◆ À faire
Recopiez intégralement le texte sur la créativité et l'exemple du wagon, sans y changer un seul mot.

◆ Texte fourni
────────

La créativité, c'est l'intelligence qui s'amuse - l'exemple du wagon, image et imagination

Toujours dans les transports donc, regardez bien le wagon, pas la locomotive mais bien le wagon. Regardez comment le wagon est construit. Il est construit comme une somme de trois diligences. La créativité, c'est l'intelligence qui s'amuse - l'exemple de la diligence

Regardez bien le module central, le U avec le deux portes. On voit très bien que le wagon est construit comme une somme de diligences. On voit bien toute la différence entre les deux manières de faire. Ou bien on est dans le plus de la même chose, et le wagon effectivement c’est beaucoup mieux que la diligence, ou bien on est dans autre chose, et cela me permet maintenant de définir – le philosophe aime définir – que l’innovation c’est la capacité d’une entreprise à faire changer les choses, la créativité c’est la capacité d’un individu à changer sa manière de voir, de regarder les choses. Ce n’est pas du tout la même chose !

────────

◆ Données fournies
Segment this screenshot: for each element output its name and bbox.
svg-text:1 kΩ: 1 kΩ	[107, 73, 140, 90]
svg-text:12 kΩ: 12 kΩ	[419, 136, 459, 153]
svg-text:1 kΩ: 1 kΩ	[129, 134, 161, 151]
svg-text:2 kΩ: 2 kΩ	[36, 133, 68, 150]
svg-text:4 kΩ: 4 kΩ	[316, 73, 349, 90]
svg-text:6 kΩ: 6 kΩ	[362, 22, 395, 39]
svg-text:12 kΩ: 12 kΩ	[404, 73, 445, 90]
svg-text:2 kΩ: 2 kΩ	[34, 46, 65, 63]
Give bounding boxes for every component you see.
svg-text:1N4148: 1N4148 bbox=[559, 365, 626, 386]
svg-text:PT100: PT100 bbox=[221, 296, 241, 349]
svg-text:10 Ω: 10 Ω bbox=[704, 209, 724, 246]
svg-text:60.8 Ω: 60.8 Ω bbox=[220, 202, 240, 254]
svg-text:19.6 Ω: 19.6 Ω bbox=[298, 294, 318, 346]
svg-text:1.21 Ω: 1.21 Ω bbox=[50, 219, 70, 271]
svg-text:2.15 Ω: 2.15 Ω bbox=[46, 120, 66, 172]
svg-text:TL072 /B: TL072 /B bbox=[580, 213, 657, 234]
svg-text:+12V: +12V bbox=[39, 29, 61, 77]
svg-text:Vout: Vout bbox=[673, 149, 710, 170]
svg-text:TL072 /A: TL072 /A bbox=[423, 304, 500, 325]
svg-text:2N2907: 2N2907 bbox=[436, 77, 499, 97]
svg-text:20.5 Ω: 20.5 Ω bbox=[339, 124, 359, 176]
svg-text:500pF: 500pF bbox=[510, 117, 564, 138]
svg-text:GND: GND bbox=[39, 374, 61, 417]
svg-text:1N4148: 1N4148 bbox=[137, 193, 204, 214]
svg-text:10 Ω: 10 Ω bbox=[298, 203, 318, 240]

────────

◆ Résultat attendu
La créativité, c'est l'intelligence qui s'amuse - l'exemple du wagon, image et imagination

Toujours dans les transports donc, regardez bien le wagon, pas la locomotive mais bien le wagon. Regardez comment le wagon est construit. Il est construit comme une somme de trois diligences. La créativité, c'est l'intelligence qui s'amuse - l'exemple de la diligence

Regardez bien le module central, le U avec le deux portes. On voit très bien que le wagon est construit comme une somme de diligences. On voit bien toute la différence entre les deux manières de faire. Ou bien on est dans le plus de la même chose, et le wagon effectivement c’est beaucoup mieux que la diligence, ou bien on est dans autre chose, et cela me permet maintenant de définir – le philosophe aime définir – que l’innovation c’est la capacité d’une entreprise à faire changer les choses, la créativité c’est la capacité d’un individu à changer sa manière de voir, de regarder les choses. Ce n’est pas du tout la même chose !